### WRITTEN REQUEST:
In the records below, find the line that contains "Decode this image". Retype that line and all the lines after it through the end, leaving out the pictures.

### Chart and figure data:

:::::

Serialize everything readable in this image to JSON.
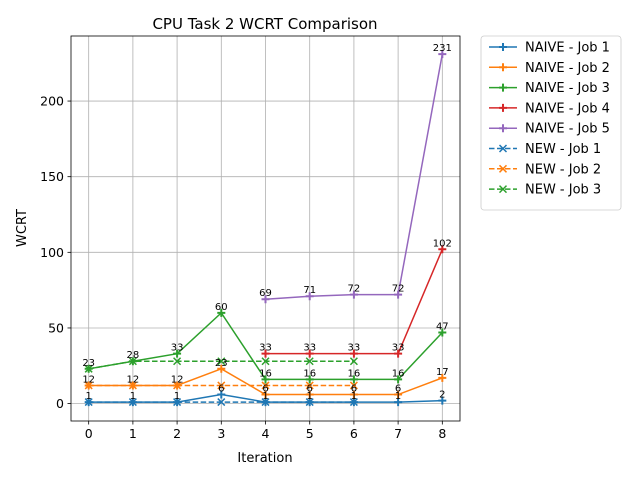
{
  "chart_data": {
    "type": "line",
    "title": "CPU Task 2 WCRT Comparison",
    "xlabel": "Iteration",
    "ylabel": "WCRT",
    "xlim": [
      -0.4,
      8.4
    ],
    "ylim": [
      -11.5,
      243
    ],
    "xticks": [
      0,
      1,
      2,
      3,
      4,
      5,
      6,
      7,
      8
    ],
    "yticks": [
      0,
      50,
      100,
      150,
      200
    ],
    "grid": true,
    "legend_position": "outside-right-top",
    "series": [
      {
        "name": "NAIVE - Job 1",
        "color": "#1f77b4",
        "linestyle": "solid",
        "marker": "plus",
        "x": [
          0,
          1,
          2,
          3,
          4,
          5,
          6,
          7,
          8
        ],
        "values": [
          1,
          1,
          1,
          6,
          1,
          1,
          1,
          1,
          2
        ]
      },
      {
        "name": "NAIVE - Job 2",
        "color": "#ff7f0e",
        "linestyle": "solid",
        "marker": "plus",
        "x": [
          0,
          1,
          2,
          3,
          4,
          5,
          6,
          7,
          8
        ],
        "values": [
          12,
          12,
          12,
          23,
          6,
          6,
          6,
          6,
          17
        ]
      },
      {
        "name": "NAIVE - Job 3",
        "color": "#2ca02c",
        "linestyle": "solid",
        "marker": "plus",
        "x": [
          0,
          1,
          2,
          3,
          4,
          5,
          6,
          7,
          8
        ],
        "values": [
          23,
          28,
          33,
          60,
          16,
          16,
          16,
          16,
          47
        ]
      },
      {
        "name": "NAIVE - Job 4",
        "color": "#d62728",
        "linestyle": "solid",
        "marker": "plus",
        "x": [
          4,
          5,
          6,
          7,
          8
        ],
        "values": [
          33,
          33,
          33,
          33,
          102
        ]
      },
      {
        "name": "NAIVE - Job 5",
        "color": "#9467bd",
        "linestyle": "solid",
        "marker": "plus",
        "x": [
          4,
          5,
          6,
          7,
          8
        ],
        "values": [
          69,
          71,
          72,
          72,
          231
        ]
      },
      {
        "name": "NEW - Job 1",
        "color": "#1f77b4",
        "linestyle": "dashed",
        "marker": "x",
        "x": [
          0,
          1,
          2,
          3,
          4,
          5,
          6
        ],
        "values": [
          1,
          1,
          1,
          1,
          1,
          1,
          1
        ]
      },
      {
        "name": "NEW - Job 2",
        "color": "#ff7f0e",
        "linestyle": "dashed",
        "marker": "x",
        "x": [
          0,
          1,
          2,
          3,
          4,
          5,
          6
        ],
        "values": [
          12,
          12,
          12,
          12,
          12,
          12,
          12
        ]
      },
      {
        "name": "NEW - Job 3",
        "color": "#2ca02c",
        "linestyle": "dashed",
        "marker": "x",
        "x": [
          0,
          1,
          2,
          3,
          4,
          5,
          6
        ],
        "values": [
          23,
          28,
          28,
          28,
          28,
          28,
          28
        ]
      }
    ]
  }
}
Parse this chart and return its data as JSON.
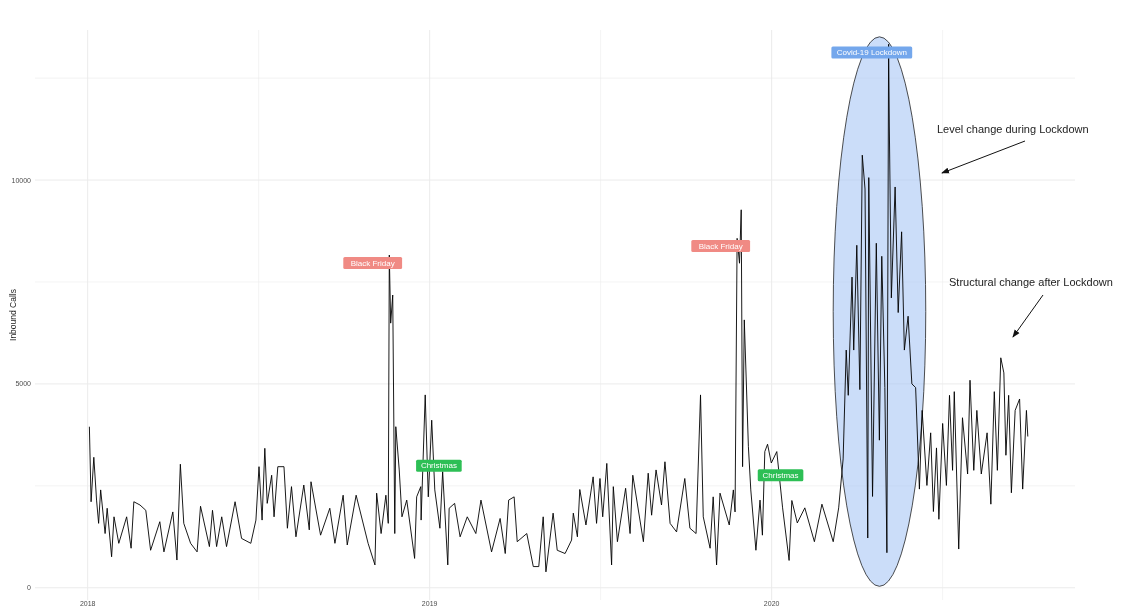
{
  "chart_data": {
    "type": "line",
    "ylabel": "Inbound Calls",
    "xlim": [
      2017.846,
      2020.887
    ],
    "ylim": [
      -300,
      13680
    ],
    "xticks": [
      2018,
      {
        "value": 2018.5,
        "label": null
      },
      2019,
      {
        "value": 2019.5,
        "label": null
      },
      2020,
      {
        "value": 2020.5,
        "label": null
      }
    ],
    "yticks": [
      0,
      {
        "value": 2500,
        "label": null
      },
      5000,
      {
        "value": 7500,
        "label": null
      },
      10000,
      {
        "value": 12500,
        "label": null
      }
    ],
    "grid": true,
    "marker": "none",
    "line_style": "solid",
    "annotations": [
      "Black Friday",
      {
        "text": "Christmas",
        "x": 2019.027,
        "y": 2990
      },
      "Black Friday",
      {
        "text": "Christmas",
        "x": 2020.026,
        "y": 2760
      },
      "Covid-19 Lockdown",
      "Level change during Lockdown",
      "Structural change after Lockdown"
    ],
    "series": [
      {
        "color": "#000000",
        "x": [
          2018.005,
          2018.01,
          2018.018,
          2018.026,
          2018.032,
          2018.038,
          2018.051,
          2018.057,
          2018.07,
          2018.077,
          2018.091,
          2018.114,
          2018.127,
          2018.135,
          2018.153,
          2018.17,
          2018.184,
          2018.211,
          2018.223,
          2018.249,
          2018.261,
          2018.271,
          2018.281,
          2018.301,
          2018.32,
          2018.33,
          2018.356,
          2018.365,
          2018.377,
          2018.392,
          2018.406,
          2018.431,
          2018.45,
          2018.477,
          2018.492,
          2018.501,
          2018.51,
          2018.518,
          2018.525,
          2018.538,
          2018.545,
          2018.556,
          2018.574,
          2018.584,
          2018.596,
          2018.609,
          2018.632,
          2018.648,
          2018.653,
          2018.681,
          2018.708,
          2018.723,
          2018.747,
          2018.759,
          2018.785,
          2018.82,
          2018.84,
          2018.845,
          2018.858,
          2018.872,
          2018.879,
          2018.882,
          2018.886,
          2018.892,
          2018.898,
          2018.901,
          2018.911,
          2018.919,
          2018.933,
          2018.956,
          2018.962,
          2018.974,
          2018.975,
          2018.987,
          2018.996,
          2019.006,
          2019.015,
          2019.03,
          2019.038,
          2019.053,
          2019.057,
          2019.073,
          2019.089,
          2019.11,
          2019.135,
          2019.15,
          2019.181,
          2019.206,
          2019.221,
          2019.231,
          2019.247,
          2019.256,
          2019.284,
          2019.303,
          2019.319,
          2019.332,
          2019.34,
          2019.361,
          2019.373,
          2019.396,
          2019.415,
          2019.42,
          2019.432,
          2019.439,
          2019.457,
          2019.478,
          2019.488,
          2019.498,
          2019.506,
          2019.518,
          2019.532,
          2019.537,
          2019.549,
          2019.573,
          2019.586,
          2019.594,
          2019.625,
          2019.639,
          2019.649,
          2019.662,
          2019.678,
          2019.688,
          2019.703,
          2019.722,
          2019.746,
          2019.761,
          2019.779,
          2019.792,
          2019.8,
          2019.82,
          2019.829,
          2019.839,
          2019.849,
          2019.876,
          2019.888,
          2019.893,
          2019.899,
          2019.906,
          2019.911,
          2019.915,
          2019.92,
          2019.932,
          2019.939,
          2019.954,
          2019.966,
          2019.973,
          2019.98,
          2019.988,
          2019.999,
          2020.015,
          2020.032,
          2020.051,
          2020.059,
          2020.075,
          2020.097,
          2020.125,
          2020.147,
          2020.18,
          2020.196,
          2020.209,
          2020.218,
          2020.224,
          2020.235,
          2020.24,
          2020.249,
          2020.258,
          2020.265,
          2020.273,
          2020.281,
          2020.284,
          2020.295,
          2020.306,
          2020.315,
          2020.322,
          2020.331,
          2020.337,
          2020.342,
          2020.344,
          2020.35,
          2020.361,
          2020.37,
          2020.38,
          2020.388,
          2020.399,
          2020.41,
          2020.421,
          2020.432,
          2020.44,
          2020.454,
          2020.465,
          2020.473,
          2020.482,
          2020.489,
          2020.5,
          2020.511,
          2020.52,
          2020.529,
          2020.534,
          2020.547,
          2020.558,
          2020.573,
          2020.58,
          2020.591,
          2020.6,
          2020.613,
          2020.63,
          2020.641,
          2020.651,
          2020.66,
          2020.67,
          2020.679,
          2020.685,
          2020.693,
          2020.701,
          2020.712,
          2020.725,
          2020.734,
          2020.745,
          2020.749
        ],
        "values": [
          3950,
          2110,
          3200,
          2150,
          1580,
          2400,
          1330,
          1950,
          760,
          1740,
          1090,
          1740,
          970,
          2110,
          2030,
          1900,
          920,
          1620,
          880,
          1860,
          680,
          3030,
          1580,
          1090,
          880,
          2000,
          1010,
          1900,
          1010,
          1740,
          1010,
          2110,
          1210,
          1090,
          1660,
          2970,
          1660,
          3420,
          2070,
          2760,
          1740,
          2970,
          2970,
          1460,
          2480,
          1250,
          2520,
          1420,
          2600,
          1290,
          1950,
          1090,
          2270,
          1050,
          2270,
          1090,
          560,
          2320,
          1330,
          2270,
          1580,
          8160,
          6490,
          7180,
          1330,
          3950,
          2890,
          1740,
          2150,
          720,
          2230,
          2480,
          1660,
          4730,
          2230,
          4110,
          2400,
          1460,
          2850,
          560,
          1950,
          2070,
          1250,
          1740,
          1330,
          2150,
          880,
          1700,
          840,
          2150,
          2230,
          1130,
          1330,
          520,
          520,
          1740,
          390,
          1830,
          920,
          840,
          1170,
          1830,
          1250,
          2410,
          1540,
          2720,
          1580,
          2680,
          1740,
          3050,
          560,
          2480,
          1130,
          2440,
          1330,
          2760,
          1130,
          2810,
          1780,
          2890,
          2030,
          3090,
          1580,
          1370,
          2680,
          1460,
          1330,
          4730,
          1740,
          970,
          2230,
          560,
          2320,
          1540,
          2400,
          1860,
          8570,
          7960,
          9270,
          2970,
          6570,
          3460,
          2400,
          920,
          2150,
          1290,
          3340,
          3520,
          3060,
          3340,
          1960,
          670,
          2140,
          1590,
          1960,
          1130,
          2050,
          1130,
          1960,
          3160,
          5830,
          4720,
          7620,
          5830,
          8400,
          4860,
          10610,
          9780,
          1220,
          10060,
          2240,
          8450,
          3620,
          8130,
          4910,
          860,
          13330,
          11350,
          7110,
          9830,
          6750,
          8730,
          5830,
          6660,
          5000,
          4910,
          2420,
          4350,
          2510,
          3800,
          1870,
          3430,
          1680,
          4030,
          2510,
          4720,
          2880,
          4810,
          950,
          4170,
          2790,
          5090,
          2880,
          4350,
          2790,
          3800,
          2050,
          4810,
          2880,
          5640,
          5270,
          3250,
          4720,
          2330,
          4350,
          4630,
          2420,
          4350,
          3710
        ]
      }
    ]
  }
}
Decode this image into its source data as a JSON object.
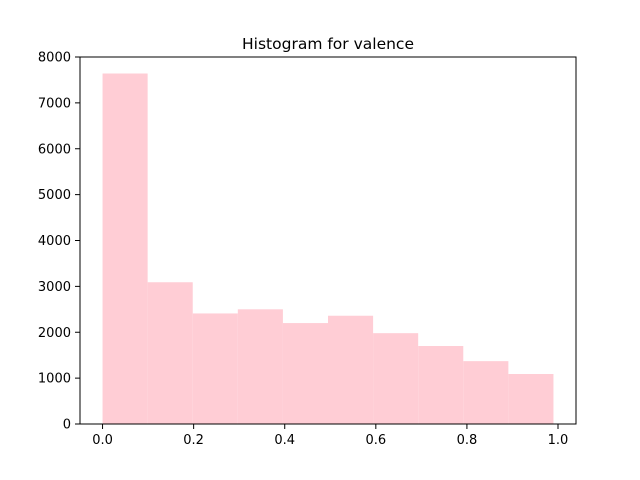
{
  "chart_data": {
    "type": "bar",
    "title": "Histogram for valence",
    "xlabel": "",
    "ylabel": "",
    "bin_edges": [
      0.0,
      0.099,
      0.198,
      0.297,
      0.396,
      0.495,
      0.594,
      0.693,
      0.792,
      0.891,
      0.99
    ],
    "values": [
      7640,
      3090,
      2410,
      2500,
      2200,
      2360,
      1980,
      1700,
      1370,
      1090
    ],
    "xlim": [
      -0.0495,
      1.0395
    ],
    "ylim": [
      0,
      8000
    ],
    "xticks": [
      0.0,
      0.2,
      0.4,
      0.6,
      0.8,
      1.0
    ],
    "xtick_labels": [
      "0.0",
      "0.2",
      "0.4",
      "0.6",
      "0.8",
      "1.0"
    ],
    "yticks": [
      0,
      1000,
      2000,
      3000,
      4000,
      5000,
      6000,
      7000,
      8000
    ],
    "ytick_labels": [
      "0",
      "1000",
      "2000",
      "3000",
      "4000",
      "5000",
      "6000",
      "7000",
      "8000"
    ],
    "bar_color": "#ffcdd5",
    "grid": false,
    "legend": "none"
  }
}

:::::

### SOLUTION TO THIS PROBLEM:
Decode this image into its source data as a JSON object.
{
  "chart_data": {
    "type": "bar",
    "title": "Histogram for valence",
    "xlabel": "",
    "ylabel": "",
    "bin_edges": [
      0.0,
      0.099,
      0.198,
      0.297,
      0.396,
      0.495,
      0.594,
      0.693,
      0.792,
      0.891,
      0.99
    ],
    "values": [
      7640,
      3090,
      2410,
      2500,
      2200,
      2360,
      1980,
      1700,
      1370,
      1090
    ],
    "xlim": [
      -0.0495,
      1.0395
    ],
    "ylim": [
      0,
      8000
    ],
    "xticks": [
      0.0,
      0.2,
      0.4,
      0.6,
      0.8,
      1.0
    ],
    "xtick_labels": [
      "0.0",
      "0.2",
      "0.4",
      "0.6",
      "0.8",
      "1.0"
    ],
    "yticks": [
      0,
      1000,
      2000,
      3000,
      4000,
      5000,
      6000,
      7000,
      8000
    ],
    "ytick_labels": [
      "0",
      "1000",
      "2000",
      "3000",
      "4000",
      "5000",
      "6000",
      "7000",
      "8000"
    ],
    "bar_color": "#ffcdd5",
    "grid": false,
    "legend": "none"
  }
}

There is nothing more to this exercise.